*** DATA IN THIS EXERCISE ***

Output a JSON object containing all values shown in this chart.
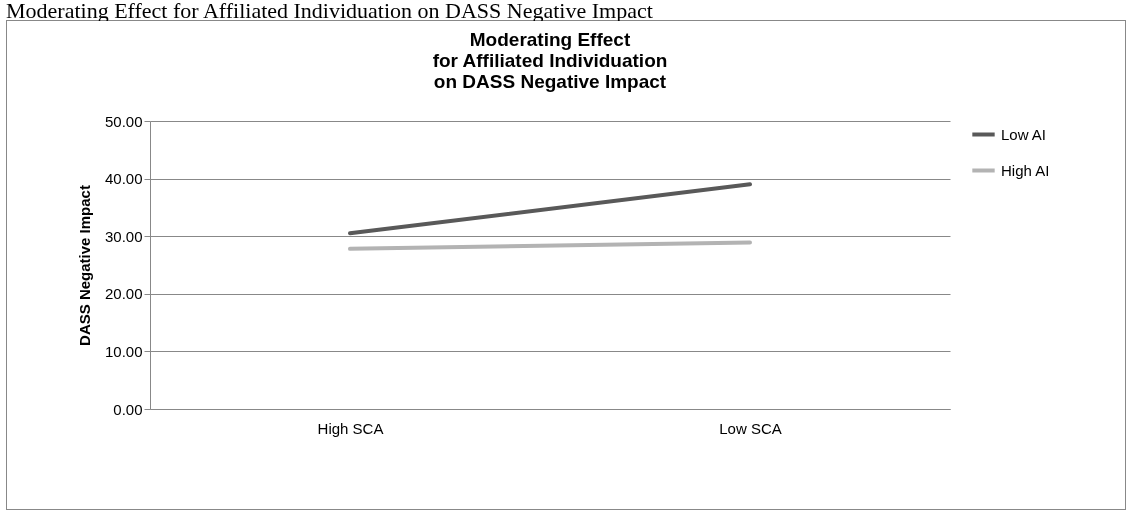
{
  "chart_data": {
    "type": "line",
    "title": "Moderating Effect\nfor Affiliated Individuation\non DASS Negative Impact",
    "ylabel": "DASS Negative Impact",
    "categories": [
      "High SCA",
      "Low SCA"
    ],
    "series": [
      {
        "name": "Low AI",
        "color": "#595959",
        "values": [
          30.5,
          39.0
        ]
      },
      {
        "name": "High AI",
        "color": "#b3b3b3",
        "values": [
          27.8,
          28.9
        ]
      }
    ],
    "ylim": [
      0,
      50
    ],
    "yticks": [
      {
        "value": 0,
        "label": "0.00"
      },
      {
        "value": 10,
        "label": "10.00"
      },
      {
        "value": 20,
        "label": "20.00"
      },
      {
        "value": 30,
        "label": "30.00"
      },
      {
        "value": 40,
        "label": "40.00"
      },
      {
        "value": 50,
        "label": "50.00"
      }
    ],
    "grid": "y",
    "legend": "right",
    "marker": "none",
    "line_style": "solid",
    "annotations": [
      "Moderating Effect for Affiliated Individuation on DASS Negative Impact"
    ]
  }
}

***

### WHAT IS ASKED
The records above need to be restated word for word, with the pictures left out.

### EXERCISE SOLUTION
Output a JSON object containing all values shown in this chart.
{
  "chart_data": {
    "type": "line",
    "title": "Moderating Effect\nfor Affiliated Individuation\non DASS Negative Impact",
    "ylabel": "DASS Negative Impact",
    "categories": [
      "High SCA",
      "Low SCA"
    ],
    "series": [
      {
        "name": "Low AI",
        "color": "#595959",
        "values": [
          30.5,
          39.0
        ]
      },
      {
        "name": "High AI",
        "color": "#b3b3b3",
        "values": [
          27.8,
          28.9
        ]
      }
    ],
    "ylim": [
      0,
      50
    ],
    "yticks": [
      {
        "value": 0,
        "label": "0.00"
      },
      {
        "value": 10,
        "label": "10.00"
      },
      {
        "value": 20,
        "label": "20.00"
      },
      {
        "value": 30,
        "label": "30.00"
      },
      {
        "value": 40,
        "label": "40.00"
      },
      {
        "value": 50,
        "label": "50.00"
      }
    ],
    "grid": "y",
    "legend": "right",
    "marker": "none",
    "line_style": "solid",
    "annotations": [
      "Moderating Effect for Affiliated Individuation on DASS Negative Impact"
    ]
  }
}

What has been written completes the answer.